## Dataset entries
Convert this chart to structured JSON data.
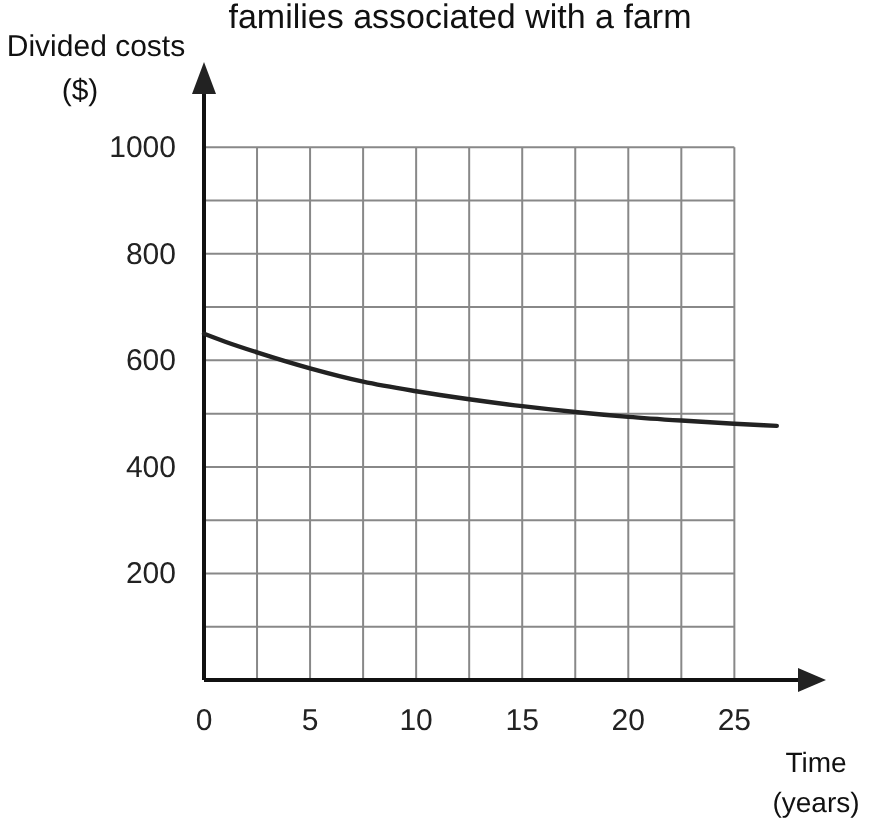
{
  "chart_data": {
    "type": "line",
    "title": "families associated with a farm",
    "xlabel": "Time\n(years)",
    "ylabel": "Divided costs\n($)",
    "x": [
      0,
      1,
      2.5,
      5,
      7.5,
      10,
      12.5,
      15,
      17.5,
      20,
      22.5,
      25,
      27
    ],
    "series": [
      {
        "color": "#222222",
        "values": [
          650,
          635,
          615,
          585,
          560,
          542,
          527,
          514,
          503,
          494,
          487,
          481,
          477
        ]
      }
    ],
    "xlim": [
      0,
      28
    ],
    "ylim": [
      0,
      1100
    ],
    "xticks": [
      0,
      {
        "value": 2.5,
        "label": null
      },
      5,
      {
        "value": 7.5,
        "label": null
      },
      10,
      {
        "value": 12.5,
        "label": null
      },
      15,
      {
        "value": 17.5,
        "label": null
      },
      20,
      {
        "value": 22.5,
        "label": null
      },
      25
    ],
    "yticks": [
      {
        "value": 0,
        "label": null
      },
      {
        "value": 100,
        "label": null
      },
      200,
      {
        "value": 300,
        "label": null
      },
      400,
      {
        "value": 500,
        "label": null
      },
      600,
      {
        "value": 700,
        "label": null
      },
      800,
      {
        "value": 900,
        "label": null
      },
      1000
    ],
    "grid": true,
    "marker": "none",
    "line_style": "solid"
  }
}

* * *

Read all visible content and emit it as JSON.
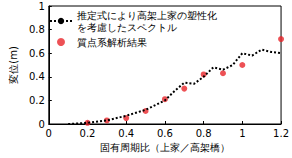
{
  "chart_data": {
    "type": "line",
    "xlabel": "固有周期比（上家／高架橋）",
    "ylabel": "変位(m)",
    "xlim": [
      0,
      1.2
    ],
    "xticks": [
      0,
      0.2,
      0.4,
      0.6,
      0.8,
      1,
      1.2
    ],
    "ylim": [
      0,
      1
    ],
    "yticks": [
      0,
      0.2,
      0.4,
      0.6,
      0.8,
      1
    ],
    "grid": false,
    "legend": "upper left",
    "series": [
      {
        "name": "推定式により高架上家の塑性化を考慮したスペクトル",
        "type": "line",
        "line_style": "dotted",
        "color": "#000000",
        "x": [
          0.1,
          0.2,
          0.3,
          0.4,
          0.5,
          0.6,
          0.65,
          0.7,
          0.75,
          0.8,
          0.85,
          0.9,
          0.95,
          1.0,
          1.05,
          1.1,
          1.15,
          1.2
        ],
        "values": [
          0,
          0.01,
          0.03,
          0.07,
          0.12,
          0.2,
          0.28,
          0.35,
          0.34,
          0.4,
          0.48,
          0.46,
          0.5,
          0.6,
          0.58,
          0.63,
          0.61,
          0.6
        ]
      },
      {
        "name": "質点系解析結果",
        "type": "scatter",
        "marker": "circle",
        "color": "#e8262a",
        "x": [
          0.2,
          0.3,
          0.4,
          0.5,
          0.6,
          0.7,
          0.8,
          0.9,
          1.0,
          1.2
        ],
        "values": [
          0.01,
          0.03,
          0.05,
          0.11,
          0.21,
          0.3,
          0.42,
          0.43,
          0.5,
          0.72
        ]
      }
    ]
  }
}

## Task requirements
Report how many lines of the records above contain the word "JSON", giving only the number.

## Output below
2